> _EXERCISE DETAILS_
Every record must be written out once more, with nothing added or omitted.

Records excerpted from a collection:
________________________________________

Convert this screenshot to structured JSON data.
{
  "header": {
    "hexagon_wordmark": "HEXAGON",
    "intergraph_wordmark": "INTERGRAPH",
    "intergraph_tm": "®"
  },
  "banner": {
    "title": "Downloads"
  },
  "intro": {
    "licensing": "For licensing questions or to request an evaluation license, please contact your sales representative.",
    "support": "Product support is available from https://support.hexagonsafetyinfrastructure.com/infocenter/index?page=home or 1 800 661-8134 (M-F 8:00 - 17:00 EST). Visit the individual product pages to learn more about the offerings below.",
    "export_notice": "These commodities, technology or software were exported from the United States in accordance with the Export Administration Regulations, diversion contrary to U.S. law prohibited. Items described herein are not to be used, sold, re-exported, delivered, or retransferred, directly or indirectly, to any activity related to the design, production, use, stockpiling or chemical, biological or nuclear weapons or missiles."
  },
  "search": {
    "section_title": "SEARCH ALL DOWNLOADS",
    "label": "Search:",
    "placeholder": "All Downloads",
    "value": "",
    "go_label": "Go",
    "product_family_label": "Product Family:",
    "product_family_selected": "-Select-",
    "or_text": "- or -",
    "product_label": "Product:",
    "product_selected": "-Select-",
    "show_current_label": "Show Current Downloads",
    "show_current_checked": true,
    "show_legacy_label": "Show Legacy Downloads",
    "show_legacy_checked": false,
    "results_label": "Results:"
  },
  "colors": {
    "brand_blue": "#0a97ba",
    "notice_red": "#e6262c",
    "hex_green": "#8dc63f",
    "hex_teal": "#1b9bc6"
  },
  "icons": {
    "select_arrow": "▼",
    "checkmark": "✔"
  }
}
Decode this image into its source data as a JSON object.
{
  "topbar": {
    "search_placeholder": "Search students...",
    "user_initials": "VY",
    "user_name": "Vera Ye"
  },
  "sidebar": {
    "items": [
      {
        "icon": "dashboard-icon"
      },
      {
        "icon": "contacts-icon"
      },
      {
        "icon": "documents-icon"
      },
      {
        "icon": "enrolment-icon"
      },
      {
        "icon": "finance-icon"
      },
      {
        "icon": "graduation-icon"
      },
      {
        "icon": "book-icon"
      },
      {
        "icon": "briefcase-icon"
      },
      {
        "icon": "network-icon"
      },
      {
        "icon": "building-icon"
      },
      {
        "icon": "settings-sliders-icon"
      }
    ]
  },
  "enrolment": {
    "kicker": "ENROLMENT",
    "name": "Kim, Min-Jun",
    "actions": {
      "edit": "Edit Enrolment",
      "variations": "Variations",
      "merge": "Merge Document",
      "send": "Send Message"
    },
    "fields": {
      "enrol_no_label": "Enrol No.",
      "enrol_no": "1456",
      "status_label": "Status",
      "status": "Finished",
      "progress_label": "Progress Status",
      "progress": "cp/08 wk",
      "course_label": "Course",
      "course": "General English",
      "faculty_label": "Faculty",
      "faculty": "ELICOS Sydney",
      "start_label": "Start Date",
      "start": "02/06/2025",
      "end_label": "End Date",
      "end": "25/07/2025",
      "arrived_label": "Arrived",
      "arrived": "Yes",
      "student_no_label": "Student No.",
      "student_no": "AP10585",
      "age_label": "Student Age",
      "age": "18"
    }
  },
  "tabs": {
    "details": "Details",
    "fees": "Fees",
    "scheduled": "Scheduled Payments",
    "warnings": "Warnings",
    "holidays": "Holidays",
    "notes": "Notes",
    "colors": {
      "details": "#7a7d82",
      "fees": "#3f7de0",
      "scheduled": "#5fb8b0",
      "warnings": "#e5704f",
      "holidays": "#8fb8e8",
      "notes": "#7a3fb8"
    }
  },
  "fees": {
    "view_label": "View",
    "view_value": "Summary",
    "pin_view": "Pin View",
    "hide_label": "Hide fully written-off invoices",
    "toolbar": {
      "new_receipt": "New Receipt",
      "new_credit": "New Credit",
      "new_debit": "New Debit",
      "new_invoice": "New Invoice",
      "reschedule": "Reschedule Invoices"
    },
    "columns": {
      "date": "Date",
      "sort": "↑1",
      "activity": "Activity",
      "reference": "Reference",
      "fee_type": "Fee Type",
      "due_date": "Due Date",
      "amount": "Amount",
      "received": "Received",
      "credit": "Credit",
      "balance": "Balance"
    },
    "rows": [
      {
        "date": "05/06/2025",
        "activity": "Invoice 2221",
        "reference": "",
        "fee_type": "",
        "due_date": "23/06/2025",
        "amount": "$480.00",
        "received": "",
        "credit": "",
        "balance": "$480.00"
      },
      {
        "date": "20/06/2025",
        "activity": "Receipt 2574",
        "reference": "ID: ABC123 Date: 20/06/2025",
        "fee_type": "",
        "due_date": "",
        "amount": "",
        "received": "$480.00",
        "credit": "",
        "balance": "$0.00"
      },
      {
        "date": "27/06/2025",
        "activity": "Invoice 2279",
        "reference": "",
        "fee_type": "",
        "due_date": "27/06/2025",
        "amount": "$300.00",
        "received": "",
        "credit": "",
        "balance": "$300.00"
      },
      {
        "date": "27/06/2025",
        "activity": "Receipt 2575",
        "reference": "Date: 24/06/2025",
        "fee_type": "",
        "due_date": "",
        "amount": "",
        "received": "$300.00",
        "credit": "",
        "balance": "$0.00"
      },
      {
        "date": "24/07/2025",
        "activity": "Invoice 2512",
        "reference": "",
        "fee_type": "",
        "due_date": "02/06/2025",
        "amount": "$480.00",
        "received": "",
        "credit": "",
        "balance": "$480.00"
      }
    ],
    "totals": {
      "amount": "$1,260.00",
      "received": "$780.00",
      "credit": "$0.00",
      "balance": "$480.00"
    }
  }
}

________________________________________

> _THE ANSWER_
Convert this screenshot to structured JSON data.
{
  "header": {
    "hexagon_wordmark": "HEXAGON",
    "intergraph_wordmark": "INTERGRAPH",
    "intergraph_tm": "®"
  },
  "banner": {
    "title": "Downloads"
  },
  "intro": {
    "licensing": "For licensing questions or to request an evaluation license, please contact your sales representative.",
    "support": "Product support is available from https://support.hexagonsafetyinfrastructure.com/infocenter/index?page=home or 1 800 661-8134 (M-F 8:00 - 17:00 EST). Visit the individual product pages to learn more about the offerings below.",
    "export_notice": "These commodities, technology or software were exported from the United States in accordance with the Export Administration Regulations, diversion contrary to U.S. law prohibited. Items described herein are not to be used, sold, re-exported, delivered, or retransferred, directly or indirectly, to any activity related to the design, production, use, stockpiling or chemical, biological or nuclear weapons or missiles."
  },
  "search": {
    "section_title": "SEARCH ALL DOWNLOADS",
    "label": "Search:",
    "placeholder": "All Downloads",
    "value": "",
    "go_label": "Go",
    "product_family_label": "Product Family:",
    "product_family_selected": "-Select-",
    "or_text": "- or -",
    "product_label": "Product:",
    "product_selected": "-Select-",
    "show_current_label": "Show Current Downloads",
    "show_current_checked": true,
    "show_legacy_label": "Show Legacy Downloads",
    "show_legacy_checked": false,
    "results_label": "Results:"
  },
  "colors": {
    "brand_blue": "#0a97ba",
    "notice_red": "#e6262c",
    "hex_green": "#8dc63f",
    "hex_teal": "#1b9bc6"
  },
  "icons": {
    "select_arrow": "▼",
    "checkmark": "✔"
  }
}
Decode this image into its source data as a JSON object.
{
  "topbar": {
    "search_placeholder": "Search students...",
    "user_initials": "VY",
    "user_name": "Vera Ye"
  },
  "sidebar": {
    "items": [
      {
        "icon": "dashboard-icon"
      },
      {
        "icon": "contacts-icon"
      },
      {
        "icon": "documents-icon"
      },
      {
        "icon": "enrolment-icon"
      },
      {
        "icon": "finance-icon"
      },
      {
        "icon": "graduation-icon"
      },
      {
        "icon": "book-icon"
      },
      {
        "icon": "briefcase-icon"
      },
      {
        "icon": "network-icon"
      },
      {
        "icon": "building-icon"
      },
      {
        "icon": "settings-sliders-icon"
      }
    ]
  },
  "enrolment": {
    "kicker": "ENROLMENT",
    "name": "Kim, Min-Jun",
    "actions": {
      "edit": "Edit Enrolment",
      "variations": "Variations",
      "merge": "Merge Document",
      "send": "Send Message"
    },
    "fields": {
      "enrol_no_label": "Enrol No.",
      "enrol_no": "1456",
      "status_label": "Status",
      "status": "Finished",
      "progress_label": "Progress Status",
      "progress": "cp/08 wk",
      "course_label": "Course",
      "course": "General English",
      "faculty_label": "Faculty",
      "faculty": "ELICOS Sydney",
      "start_label": "Start Date",
      "start": "02/06/2025",
      "end_label": "End Date",
      "end": "25/07/2025",
      "arrived_label": "Arrived",
      "arrived": "Yes",
      "student_no_label": "Student No.",
      "student_no": "AP10585",
      "age_label": "Student Age",
      "age": "18"
    }
  },
  "tabs": {
    "details": "Details",
    "fees": "Fees",
    "scheduled": "Scheduled Payments",
    "warnings": "Warnings",
    "holidays": "Holidays",
    "notes": "Notes",
    "colors": {
      "details": "#7a7d82",
      "fees": "#3f7de0",
      "scheduled": "#5fb8b0",
      "warnings": "#e5704f",
      "holidays": "#8fb8e8",
      "notes": "#7a3fb8"
    }
  },
  "fees": {
    "view_label": "View",
    "view_value": "Summary",
    "pin_view": "Pin View",
    "hide_label": "Hide fully written-off invoices",
    "toolbar": {
      "new_receipt": "New Receipt",
      "new_credit": "New Credit",
      "new_debit": "New Debit",
      "new_invoice": "New Invoice",
      "reschedule": "Reschedule Invoices"
    },
    "columns": {
      "date": "Date",
      "sort": "↑1",
      "activity": "Activity",
      "reference": "Reference",
      "fee_type": "Fee Type",
      "due_date": "Due Date",
      "amount": "Amount",
      "received": "Received",
      "credit": "Credit",
      "balance": "Balance"
    },
    "rows": [
      {
        "date": "05/06/2025",
        "activity": "Invoice 2221",
        "reference": "",
        "fee_type": "",
        "due_date": "23/06/2025",
        "amount": "$480.00",
        "received": "",
        "credit": "",
        "balance": "$480.00"
      },
      {
        "date": "20/06/2025",
        "activity": "Receipt 2574",
        "reference": "ID: ABC123 Date: 20/06/2025",
        "fee_type": "",
        "due_date": "",
        "amount": "",
        "received": "$480.00",
        "credit": "",
        "balance": "$0.00"
      },
      {
        "date": "27/06/2025",
        "activity": "Invoice 2279",
        "reference": "",
        "fee_type": "",
        "due_date": "27/06/2025",
        "amount": "$300.00",
        "received": "",
        "credit": "",
        "balance": "$300.00"
      },
      {
        "date": "27/06/2025",
        "activity": "Receipt 2575",
        "reference": "Date: 24/06/2025",
        "fee_type": "",
        "due_date": "",
        "amount": "",
        "received": "$300.00",
        "credit": "",
        "balance": "$0.00"
      },
      {
        "date": "24/07/2025",
        "activity": "Invoice 2512",
        "reference": "",
        "fee_type": "",
        "due_date": "02/06/2025",
        "amount": "$480.00",
        "received": "",
        "credit": "",
        "balance": "$480.00"
      }
    ],
    "totals": {
      "amount": "$1,260.00",
      "received": "$780.00",
      "credit": "$0.00",
      "balance": "$480.00"
    }
  }
}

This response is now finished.